**Aim of the exercise**
Reproduce the records below exactly as they appear.
# Start of Records for this exercise
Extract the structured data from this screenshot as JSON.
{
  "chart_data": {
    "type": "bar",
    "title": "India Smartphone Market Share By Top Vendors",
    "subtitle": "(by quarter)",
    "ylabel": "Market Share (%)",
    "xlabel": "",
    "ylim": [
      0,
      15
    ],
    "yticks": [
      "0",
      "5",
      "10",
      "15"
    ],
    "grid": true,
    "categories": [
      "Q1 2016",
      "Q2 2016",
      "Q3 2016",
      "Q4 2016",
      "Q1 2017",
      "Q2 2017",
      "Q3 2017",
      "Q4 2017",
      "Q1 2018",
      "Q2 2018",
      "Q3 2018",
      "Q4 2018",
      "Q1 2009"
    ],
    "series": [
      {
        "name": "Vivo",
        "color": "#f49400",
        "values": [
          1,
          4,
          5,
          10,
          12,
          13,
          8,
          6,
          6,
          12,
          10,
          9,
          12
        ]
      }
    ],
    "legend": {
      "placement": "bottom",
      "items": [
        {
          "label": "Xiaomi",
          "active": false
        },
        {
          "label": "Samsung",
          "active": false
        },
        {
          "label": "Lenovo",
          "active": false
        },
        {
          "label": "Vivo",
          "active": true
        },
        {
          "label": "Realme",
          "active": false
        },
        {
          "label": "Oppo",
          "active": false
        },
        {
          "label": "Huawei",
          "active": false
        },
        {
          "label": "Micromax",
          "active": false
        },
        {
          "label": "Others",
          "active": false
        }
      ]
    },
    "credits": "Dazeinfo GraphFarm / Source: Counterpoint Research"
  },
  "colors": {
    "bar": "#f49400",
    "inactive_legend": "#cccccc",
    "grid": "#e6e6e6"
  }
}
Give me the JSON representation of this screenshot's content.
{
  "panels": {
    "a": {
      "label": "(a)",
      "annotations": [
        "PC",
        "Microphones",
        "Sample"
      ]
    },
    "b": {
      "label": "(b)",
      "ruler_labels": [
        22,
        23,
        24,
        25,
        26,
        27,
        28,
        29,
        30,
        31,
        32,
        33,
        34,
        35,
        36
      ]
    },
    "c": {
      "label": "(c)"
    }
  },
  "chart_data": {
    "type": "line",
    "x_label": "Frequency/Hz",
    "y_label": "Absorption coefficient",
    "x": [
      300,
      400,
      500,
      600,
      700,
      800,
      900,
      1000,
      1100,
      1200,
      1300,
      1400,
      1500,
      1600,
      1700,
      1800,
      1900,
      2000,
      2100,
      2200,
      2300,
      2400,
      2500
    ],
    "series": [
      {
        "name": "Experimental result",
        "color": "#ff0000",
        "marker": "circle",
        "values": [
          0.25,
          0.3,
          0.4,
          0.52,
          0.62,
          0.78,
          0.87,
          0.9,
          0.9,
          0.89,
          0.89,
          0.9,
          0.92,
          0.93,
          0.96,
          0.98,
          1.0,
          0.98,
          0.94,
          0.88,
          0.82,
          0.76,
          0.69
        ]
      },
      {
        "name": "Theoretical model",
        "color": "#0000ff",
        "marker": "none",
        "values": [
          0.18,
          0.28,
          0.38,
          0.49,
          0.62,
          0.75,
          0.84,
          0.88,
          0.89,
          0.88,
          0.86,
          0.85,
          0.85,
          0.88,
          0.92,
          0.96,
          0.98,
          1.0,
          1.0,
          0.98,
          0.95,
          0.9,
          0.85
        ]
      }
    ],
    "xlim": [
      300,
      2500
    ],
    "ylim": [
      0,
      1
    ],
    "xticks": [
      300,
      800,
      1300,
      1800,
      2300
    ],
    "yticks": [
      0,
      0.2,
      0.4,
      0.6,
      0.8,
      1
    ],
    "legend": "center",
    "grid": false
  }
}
# End of Records for this exercise
**Finished task**
Extract the structured data from this screenshot as JSON.
{
  "chart_data": {
    "type": "bar",
    "title": "India Smartphone Market Share By Top Vendors",
    "subtitle": "(by quarter)",
    "ylabel": "Market Share (%)",
    "xlabel": "",
    "ylim": [
      0,
      15
    ],
    "yticks": [
      "0",
      "5",
      "10",
      "15"
    ],
    "grid": true,
    "categories": [
      "Q1 2016",
      "Q2 2016",
      "Q3 2016",
      "Q4 2016",
      "Q1 2017",
      "Q2 2017",
      "Q3 2017",
      "Q4 2017",
      "Q1 2018",
      "Q2 2018",
      "Q3 2018",
      "Q4 2018",
      "Q1 2009"
    ],
    "series": [
      {
        "name": "Vivo",
        "color": "#f49400",
        "values": [
          1,
          4,
          5,
          10,
          12,
          13,
          8,
          6,
          6,
          12,
          10,
          9,
          12
        ]
      }
    ],
    "legend": {
      "placement": "bottom",
      "items": [
        {
          "label": "Xiaomi",
          "active": false
        },
        {
          "label": "Samsung",
          "active": false
        },
        {
          "label": "Lenovo",
          "active": false
        },
        {
          "label": "Vivo",
          "active": true
        },
        {
          "label": "Realme",
          "active": false
        },
        {
          "label": "Oppo",
          "active": false
        },
        {
          "label": "Huawei",
          "active": false
        },
        {
          "label": "Micromax",
          "active": false
        },
        {
          "label": "Others",
          "active": false
        }
      ]
    },
    "credits": "Dazeinfo GraphFarm / Source: Counterpoint Research"
  },
  "colors": {
    "bar": "#f49400",
    "inactive_legend": "#cccccc",
    "grid": "#e6e6e6"
  }
}
Give me the JSON representation of this screenshot's content.
{
  "panels": {
    "a": {
      "label": "(a)",
      "annotations": [
        "PC",
        "Microphones",
        "Sample"
      ]
    },
    "b": {
      "label": "(b)",
      "ruler_labels": [
        22,
        23,
        24,
        25,
        26,
        27,
        28,
        29,
        30,
        31,
        32,
        33,
        34,
        35,
        36
      ]
    },
    "c": {
      "label": "(c)"
    }
  },
  "chart_data": {
    "type": "line",
    "x_label": "Frequency/Hz",
    "y_label": "Absorption coefficient",
    "x": [
      300,
      400,
      500,
      600,
      700,
      800,
      900,
      1000,
      1100,
      1200,
      1300,
      1400,
      1500,
      1600,
      1700,
      1800,
      1900,
      2000,
      2100,
      2200,
      2300,
      2400,
      2500
    ],
    "series": [
      {
        "name": "Experimental result",
        "color": "#ff0000",
        "marker": "circle",
        "values": [
          0.25,
          0.3,
          0.4,
          0.52,
          0.62,
          0.78,
          0.87,
          0.9,
          0.9,
          0.89,
          0.89,
          0.9,
          0.92,
          0.93,
          0.96,
          0.98,
          1.0,
          0.98,
          0.94,
          0.88,
          0.82,
          0.76,
          0.69
        ]
      },
      {
        "name": "Theoretical model",
        "color": "#0000ff",
        "marker": "none",
        "values": [
          0.18,
          0.28,
          0.38,
          0.49,
          0.62,
          0.75,
          0.84,
          0.88,
          0.89,
          0.88,
          0.86,
          0.85,
          0.85,
          0.88,
          0.92,
          0.96,
          0.98,
          1.0,
          1.0,
          0.98,
          0.95,
          0.9,
          0.85
        ]
      }
    ],
    "xlim": [
      300,
      2500
    ],
    "ylim": [
      0,
      1
    ],
    "xticks": [
      300,
      800,
      1300,
      1800,
      2300
    ],
    "yticks": [
      0,
      0.2,
      0.4,
      0.6,
      0.8,
      1
    ],
    "legend": "center",
    "grid": false
  }
}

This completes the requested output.